- [Directions for this task] Quote all entries exactly, leaving pictures aside.

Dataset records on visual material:
☆ ☆ ☆ ☆

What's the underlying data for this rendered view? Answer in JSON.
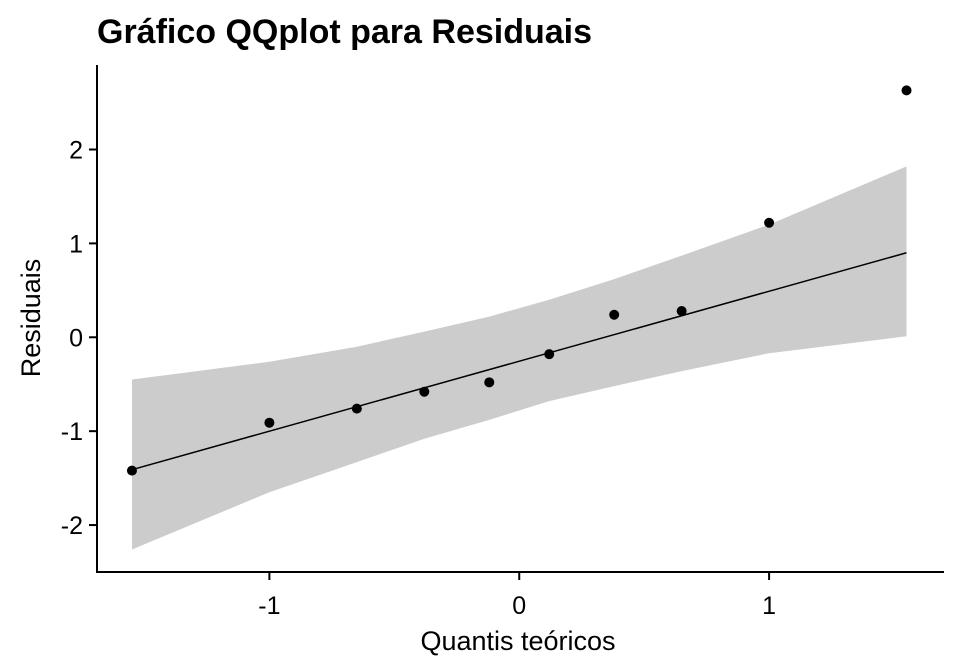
{
  "chart_data": {
    "type": "scatter",
    "title": "Gráfico QQplot para Residuais",
    "xlabel": "Quantis teóricos",
    "ylabel": "Residuais",
    "xlim": [
      -1.69,
      1.7
    ],
    "ylim": [
      -2.5,
      2.9
    ],
    "x_ticks": [
      {
        "value": -1,
        "label": "-1"
      },
      {
        "value": 0,
        "label": "0"
      },
      {
        "value": 1,
        "label": "1"
      }
    ],
    "y_ticks": [
      {
        "value": -2,
        "label": "-2"
      },
      {
        "value": -1,
        "label": "-1"
      },
      {
        "value": 0,
        "label": "0"
      },
      {
        "value": 1,
        "label": "1"
      },
      {
        "value": 2,
        "label": "2"
      }
    ],
    "points": [
      {
        "x": -1.55,
        "y": -1.42
      },
      {
        "x": -1.0,
        "y": -0.91
      },
      {
        "x": -0.65,
        "y": -0.76
      },
      {
        "x": -0.38,
        "y": -0.58
      },
      {
        "x": -0.12,
        "y": -0.48
      },
      {
        "x": 0.12,
        "y": -0.18
      },
      {
        "x": 0.38,
        "y": 0.24
      },
      {
        "x": 0.65,
        "y": 0.28
      },
      {
        "x": 1.0,
        "y": 1.22
      },
      {
        "x": 1.55,
        "y": 2.63
      }
    ],
    "reference_line": {
      "x": [
        -1.55,
        1.55
      ],
      "y": [
        -1.41,
        0.9
      ]
    },
    "confidence_band": {
      "x": [
        -1.55,
        -1.0,
        -0.65,
        -0.38,
        -0.12,
        0.12,
        0.38,
        0.65,
        1.0,
        1.55
      ],
      "upper": [
        -0.45,
        -0.26,
        -0.1,
        0.06,
        0.22,
        0.4,
        0.62,
        0.87,
        1.2,
        1.82
      ],
      "lower": [
        -2.26,
        -1.65,
        -1.33,
        -1.08,
        -0.88,
        -0.68,
        -0.52,
        -0.36,
        -0.17,
        0.01
      ]
    },
    "colors": {
      "points": "#000000",
      "line": "#000000",
      "band": "#cccccc",
      "axis": "#000000"
    },
    "grid": false,
    "legend": "none"
  }
}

☆ ☆ ☆ ☆

- [Response to this exercise]
What's the underlying data for this rendered view? Answer in JSON.
{
  "chart_data": {
    "type": "scatter",
    "title": "Gráfico QQplot para Residuais",
    "xlabel": "Quantis teóricos",
    "ylabel": "Residuais",
    "xlim": [
      -1.69,
      1.7
    ],
    "ylim": [
      -2.5,
      2.9
    ],
    "x_ticks": [
      {
        "value": -1,
        "label": "-1"
      },
      {
        "value": 0,
        "label": "0"
      },
      {
        "value": 1,
        "label": "1"
      }
    ],
    "y_ticks": [
      {
        "value": -2,
        "label": "-2"
      },
      {
        "value": -1,
        "label": "-1"
      },
      {
        "value": 0,
        "label": "0"
      },
      {
        "value": 1,
        "label": "1"
      },
      {
        "value": 2,
        "label": "2"
      }
    ],
    "points": [
      {
        "x": -1.55,
        "y": -1.42
      },
      {
        "x": -1.0,
        "y": -0.91
      },
      {
        "x": -0.65,
        "y": -0.76
      },
      {
        "x": -0.38,
        "y": -0.58
      },
      {
        "x": -0.12,
        "y": -0.48
      },
      {
        "x": 0.12,
        "y": -0.18
      },
      {
        "x": 0.38,
        "y": 0.24
      },
      {
        "x": 0.65,
        "y": 0.28
      },
      {
        "x": 1.0,
        "y": 1.22
      },
      {
        "x": 1.55,
        "y": 2.63
      }
    ],
    "reference_line": {
      "x": [
        -1.55,
        1.55
      ],
      "y": [
        -1.41,
        0.9
      ]
    },
    "confidence_band": {
      "x": [
        -1.55,
        -1.0,
        -0.65,
        -0.38,
        -0.12,
        0.12,
        0.38,
        0.65,
        1.0,
        1.55
      ],
      "upper": [
        -0.45,
        -0.26,
        -0.1,
        0.06,
        0.22,
        0.4,
        0.62,
        0.87,
        1.2,
        1.82
      ],
      "lower": [
        -2.26,
        -1.65,
        -1.33,
        -1.08,
        -0.88,
        -0.68,
        -0.52,
        -0.36,
        -0.17,
        0.01
      ]
    },
    "colors": {
      "points": "#000000",
      "line": "#000000",
      "band": "#cccccc",
      "axis": "#000000"
    },
    "grid": false,
    "legend": "none"
  }
}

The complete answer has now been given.